-- START --
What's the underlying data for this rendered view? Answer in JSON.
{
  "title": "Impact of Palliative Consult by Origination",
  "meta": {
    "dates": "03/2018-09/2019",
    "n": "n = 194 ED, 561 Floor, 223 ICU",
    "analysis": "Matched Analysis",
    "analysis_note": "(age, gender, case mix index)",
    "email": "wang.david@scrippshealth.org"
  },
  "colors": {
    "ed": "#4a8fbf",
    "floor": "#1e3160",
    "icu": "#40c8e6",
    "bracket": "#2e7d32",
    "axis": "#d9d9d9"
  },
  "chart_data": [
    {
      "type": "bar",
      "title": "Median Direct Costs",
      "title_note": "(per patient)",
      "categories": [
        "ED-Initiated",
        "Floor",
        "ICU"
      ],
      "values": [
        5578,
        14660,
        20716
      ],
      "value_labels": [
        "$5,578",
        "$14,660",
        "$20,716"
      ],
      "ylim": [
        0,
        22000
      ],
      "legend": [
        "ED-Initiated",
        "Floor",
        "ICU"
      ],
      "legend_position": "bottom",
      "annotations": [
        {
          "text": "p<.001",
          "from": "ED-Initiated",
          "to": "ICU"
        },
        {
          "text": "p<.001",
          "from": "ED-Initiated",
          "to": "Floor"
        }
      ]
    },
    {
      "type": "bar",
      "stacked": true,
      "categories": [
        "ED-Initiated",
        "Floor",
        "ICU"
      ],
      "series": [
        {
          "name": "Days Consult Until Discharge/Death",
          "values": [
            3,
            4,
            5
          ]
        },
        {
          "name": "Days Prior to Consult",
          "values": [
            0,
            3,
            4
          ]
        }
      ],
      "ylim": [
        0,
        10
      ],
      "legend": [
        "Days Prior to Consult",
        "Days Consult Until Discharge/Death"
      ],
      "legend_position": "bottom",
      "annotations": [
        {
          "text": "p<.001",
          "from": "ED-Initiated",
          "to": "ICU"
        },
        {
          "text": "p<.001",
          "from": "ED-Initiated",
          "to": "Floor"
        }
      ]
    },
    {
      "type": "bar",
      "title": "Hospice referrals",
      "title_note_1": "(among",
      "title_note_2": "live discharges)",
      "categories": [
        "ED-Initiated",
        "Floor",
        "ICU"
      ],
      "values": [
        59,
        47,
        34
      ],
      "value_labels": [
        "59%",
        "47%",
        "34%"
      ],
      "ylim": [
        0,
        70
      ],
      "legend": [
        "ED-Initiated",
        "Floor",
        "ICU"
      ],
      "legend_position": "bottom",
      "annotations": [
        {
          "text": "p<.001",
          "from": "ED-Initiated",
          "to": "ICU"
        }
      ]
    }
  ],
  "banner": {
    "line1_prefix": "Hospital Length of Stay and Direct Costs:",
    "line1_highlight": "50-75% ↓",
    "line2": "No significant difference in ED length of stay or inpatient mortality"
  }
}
-- END --
-- START --
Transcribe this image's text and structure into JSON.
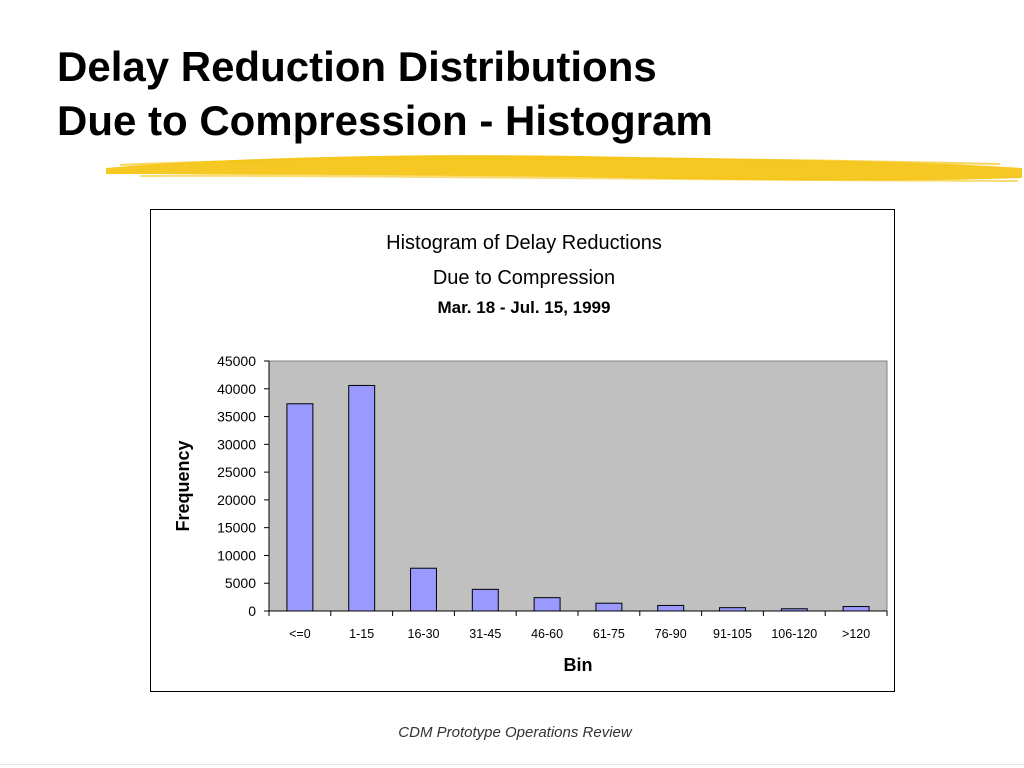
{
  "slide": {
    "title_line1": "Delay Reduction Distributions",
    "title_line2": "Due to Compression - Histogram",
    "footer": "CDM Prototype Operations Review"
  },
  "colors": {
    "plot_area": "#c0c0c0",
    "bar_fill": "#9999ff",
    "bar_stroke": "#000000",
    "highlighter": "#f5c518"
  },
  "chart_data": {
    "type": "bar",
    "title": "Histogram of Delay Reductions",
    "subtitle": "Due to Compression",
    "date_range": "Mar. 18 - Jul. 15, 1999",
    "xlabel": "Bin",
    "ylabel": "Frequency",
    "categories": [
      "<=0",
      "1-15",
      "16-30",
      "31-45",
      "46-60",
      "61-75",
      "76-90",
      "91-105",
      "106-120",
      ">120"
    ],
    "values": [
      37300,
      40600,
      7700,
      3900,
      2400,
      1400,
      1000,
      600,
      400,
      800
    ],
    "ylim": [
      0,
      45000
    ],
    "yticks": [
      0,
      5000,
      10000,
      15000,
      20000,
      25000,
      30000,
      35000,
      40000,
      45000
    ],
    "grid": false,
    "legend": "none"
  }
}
-- END --
-- START --
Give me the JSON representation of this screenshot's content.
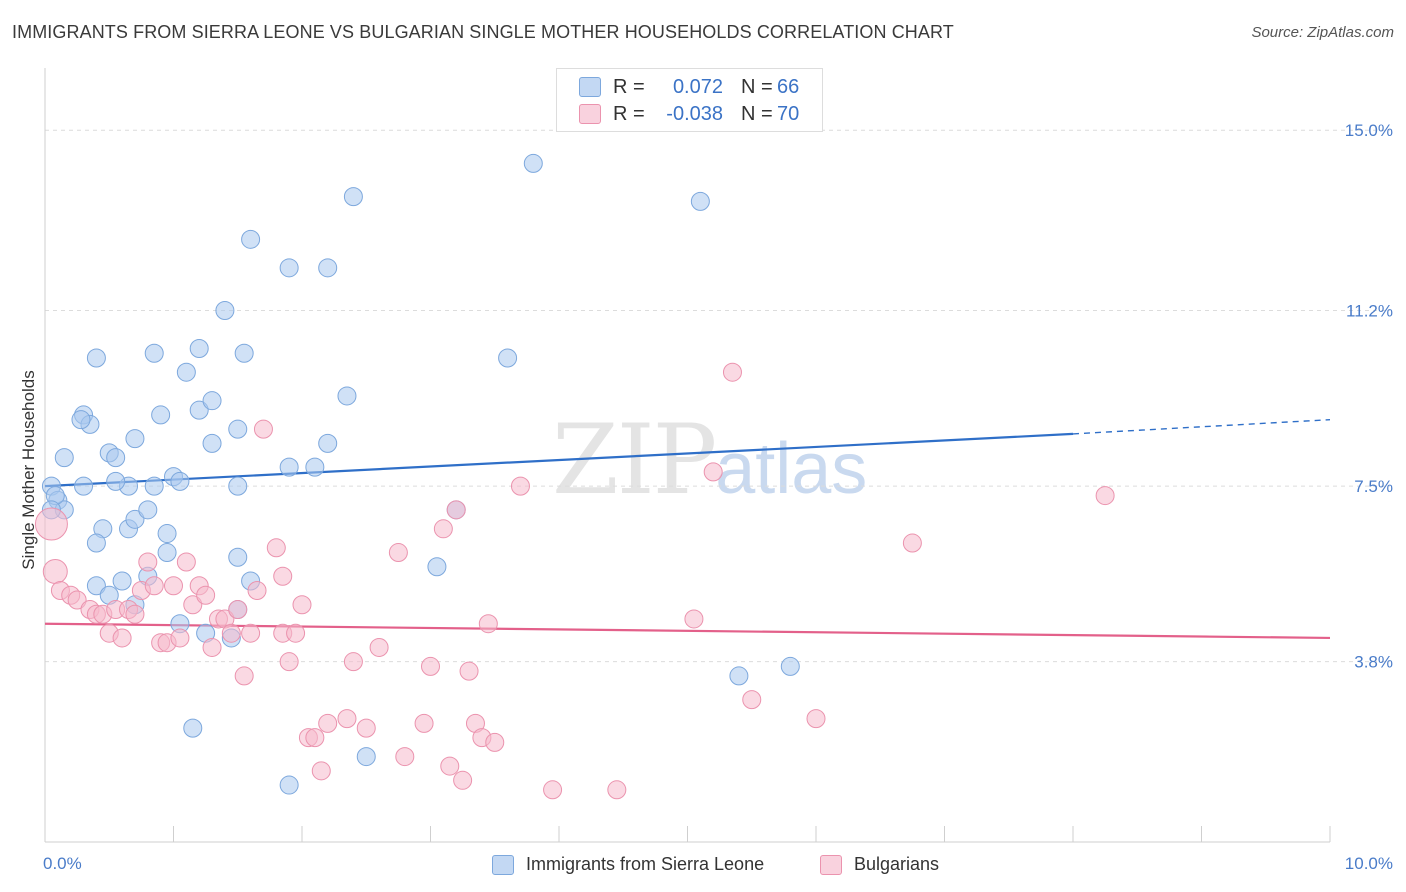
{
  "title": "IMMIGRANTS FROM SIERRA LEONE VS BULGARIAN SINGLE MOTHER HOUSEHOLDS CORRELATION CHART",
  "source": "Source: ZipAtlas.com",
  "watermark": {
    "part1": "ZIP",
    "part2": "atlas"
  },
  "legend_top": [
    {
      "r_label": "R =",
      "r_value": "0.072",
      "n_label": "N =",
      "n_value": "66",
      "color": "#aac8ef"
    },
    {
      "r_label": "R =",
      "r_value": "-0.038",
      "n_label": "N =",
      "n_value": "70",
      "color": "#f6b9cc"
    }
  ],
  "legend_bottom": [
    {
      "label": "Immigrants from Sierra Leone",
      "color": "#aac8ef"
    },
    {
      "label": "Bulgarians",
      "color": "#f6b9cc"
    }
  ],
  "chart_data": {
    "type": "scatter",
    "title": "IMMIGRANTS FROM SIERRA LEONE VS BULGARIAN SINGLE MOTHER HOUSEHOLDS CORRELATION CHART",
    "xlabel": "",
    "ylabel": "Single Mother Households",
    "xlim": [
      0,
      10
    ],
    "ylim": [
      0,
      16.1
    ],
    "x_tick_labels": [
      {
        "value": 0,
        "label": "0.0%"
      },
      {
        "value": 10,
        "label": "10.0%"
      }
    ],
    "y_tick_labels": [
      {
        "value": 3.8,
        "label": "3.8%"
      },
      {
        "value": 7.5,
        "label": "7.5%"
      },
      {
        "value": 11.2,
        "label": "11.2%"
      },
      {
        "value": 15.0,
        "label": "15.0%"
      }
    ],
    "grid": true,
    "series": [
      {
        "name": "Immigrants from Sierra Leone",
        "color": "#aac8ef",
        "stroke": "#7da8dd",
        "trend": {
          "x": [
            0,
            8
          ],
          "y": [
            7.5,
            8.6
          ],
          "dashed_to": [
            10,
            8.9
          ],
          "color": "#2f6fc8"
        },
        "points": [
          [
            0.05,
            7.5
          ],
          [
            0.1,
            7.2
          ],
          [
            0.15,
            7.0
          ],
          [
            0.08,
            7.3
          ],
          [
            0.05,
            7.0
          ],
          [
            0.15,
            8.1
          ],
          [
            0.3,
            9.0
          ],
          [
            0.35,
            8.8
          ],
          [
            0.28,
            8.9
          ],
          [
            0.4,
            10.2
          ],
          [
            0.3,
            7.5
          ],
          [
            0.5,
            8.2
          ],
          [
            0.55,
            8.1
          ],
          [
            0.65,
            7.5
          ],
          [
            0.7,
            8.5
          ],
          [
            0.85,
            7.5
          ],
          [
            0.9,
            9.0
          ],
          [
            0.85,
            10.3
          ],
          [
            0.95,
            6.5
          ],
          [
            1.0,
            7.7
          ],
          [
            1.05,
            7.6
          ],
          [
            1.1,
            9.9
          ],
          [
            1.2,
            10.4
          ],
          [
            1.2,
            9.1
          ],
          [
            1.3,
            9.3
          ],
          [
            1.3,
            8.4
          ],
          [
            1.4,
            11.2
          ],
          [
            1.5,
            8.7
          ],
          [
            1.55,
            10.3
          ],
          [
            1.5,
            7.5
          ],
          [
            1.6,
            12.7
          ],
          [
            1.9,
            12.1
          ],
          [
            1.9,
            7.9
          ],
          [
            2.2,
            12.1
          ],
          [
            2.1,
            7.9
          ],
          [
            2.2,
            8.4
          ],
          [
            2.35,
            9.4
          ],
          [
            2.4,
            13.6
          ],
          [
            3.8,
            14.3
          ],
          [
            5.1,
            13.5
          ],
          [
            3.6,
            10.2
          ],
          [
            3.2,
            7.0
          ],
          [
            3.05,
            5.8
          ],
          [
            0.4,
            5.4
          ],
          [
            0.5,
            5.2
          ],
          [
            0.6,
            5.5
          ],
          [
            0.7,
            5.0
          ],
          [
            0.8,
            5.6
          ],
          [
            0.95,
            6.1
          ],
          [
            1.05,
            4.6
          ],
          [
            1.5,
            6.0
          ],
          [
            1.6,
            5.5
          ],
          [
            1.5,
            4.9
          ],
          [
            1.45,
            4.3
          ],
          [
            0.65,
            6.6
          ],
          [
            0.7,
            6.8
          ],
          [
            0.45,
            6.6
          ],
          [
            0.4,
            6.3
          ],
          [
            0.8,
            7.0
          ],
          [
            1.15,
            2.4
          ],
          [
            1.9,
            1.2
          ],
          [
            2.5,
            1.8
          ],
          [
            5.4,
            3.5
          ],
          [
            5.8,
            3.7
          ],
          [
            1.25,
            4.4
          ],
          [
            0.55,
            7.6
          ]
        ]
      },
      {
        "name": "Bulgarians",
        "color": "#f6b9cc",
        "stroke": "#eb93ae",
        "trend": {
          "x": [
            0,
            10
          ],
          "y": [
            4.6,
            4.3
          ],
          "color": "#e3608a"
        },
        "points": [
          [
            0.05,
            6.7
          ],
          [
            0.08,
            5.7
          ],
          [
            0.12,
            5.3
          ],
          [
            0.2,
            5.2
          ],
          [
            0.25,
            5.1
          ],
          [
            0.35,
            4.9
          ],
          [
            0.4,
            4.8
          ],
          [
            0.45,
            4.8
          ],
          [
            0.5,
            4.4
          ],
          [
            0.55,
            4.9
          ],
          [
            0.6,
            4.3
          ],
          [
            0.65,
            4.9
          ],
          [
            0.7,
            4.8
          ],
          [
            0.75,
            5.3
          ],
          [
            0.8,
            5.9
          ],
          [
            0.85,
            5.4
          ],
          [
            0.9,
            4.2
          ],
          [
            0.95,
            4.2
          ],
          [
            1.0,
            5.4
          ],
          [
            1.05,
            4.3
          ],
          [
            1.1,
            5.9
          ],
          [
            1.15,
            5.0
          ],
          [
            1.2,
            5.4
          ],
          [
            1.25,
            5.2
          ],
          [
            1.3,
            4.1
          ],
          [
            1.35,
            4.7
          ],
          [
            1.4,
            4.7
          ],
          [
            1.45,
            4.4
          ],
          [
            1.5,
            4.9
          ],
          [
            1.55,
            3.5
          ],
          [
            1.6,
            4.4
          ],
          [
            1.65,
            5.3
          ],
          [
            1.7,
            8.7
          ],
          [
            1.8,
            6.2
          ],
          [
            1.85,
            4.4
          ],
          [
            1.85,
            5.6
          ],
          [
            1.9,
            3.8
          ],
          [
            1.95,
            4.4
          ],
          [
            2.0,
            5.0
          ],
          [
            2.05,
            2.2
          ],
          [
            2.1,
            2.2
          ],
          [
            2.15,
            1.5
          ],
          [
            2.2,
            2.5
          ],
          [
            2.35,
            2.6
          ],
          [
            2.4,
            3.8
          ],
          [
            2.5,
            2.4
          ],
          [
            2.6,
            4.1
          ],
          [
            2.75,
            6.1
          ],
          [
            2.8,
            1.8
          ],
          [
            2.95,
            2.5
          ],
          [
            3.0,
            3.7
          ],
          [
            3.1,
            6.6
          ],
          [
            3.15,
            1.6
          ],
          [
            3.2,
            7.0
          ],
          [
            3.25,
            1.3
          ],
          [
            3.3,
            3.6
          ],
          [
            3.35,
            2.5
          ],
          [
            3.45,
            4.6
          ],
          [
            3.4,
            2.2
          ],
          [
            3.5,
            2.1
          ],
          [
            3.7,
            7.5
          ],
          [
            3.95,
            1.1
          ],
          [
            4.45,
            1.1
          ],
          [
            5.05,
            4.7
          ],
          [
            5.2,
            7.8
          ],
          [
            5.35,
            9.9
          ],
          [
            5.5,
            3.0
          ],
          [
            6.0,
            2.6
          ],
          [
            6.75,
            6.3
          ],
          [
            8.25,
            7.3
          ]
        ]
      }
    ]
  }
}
-- END --
◆ **WHAT TO DO**
For the entries above, count the lines that contain the string "this", and state that number without further comment.

◆ **RESPONSE BELOW**
3